start DATA PROVIDED
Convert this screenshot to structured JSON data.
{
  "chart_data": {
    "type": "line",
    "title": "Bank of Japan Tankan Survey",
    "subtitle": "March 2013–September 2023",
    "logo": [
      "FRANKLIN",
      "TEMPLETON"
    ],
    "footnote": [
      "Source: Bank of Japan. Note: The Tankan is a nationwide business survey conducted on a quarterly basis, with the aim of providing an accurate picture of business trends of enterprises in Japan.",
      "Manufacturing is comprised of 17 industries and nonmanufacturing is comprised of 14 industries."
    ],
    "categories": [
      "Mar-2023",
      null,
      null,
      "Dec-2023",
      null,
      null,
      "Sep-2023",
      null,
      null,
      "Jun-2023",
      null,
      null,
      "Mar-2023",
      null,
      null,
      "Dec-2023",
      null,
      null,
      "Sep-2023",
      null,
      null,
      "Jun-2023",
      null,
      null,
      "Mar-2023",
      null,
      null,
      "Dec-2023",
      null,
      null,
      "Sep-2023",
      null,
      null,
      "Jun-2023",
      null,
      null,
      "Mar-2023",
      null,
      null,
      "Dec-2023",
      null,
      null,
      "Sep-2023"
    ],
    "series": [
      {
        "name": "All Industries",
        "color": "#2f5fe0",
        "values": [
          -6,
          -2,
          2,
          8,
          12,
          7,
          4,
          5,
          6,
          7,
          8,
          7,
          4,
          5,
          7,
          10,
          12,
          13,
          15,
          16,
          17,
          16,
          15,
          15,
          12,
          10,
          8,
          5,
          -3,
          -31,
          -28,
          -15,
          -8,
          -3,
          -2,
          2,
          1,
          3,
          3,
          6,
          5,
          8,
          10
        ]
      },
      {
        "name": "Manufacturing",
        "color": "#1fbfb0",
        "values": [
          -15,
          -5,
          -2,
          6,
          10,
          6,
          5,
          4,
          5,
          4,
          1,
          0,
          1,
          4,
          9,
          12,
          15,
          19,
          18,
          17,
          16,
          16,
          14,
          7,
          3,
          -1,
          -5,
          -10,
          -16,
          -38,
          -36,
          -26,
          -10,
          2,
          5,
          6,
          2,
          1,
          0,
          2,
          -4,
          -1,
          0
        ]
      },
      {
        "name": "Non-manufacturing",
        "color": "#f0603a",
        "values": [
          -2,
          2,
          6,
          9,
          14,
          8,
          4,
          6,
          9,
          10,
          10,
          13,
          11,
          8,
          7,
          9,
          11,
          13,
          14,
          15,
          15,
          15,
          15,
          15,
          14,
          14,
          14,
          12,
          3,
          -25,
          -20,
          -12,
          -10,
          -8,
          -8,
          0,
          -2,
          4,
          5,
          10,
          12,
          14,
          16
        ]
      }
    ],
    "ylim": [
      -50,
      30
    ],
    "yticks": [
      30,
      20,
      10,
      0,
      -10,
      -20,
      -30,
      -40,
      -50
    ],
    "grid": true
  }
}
end DATA PROVIDED
- [STATED GOAL]: Word for word, extract all the records.

- [SOLUTION TO THIS TASK]:
Convert this screenshot to structured JSON data.
{
  "chart_data": {
    "type": "line",
    "title": "Bank of Japan Tankan Survey",
    "subtitle": "March 2013–September 2023",
    "logo": [
      "FRANKLIN",
      "TEMPLETON"
    ],
    "footnote": [
      "Source: Bank of Japan. Note: The Tankan is a nationwide business survey conducted on a quarterly basis, with the aim of providing an accurate picture of business trends of enterprises in Japan.",
      "Manufacturing is comprised of 17 industries and nonmanufacturing is comprised of 14 industries."
    ],
    "categories": [
      "Mar-2023",
      null,
      null,
      "Dec-2023",
      null,
      null,
      "Sep-2023",
      null,
      null,
      "Jun-2023",
      null,
      null,
      "Mar-2023",
      null,
      null,
      "Dec-2023",
      null,
      null,
      "Sep-2023",
      null,
      null,
      "Jun-2023",
      null,
      null,
      "Mar-2023",
      null,
      null,
      "Dec-2023",
      null,
      null,
      "Sep-2023",
      null,
      null,
      "Jun-2023",
      null,
      null,
      "Mar-2023",
      null,
      null,
      "Dec-2023",
      null,
      null,
      "Sep-2023"
    ],
    "series": [
      {
        "name": "All Industries",
        "color": "#2f5fe0",
        "values": [
          -6,
          -2,
          2,
          8,
          12,
          7,
          4,
          5,
          6,
          7,
          8,
          7,
          4,
          5,
          7,
          10,
          12,
          13,
          15,
          16,
          17,
          16,
          15,
          15,
          12,
          10,
          8,
          5,
          -3,
          -31,
          -28,
          -15,
          -8,
          -3,
          -2,
          2,
          1,
          3,
          3,
          6,
          5,
          8,
          10
        ]
      },
      {
        "name": "Manufacturing",
        "color": "#1fbfb0",
        "values": [
          -15,
          -5,
          -2,
          6,
          10,
          6,
          5,
          4,
          5,
          4,
          1,
          0,
          1,
          4,
          9,
          12,
          15,
          19,
          18,
          17,
          16,
          16,
          14,
          7,
          3,
          -1,
          -5,
          -10,
          -16,
          -38,
          -36,
          -26,
          -10,
          2,
          5,
          6,
          2,
          1,
          0,
          2,
          -4,
          -1,
          0
        ]
      },
      {
        "name": "Non-manufacturing",
        "color": "#f0603a",
        "values": [
          -2,
          2,
          6,
          9,
          14,
          8,
          4,
          6,
          9,
          10,
          10,
          13,
          11,
          8,
          7,
          9,
          11,
          13,
          14,
          15,
          15,
          15,
          15,
          15,
          14,
          14,
          14,
          12,
          3,
          -25,
          -20,
          -12,
          -10,
          -8,
          -8,
          0,
          -2,
          4,
          5,
          10,
          12,
          14,
          16
        ]
      }
    ],
    "ylim": [
      -50,
      30
    ],
    "yticks": [
      30,
      20,
      10,
      0,
      -10,
      -20,
      -30,
      -40,
      -50
    ],
    "grid": true
  }
}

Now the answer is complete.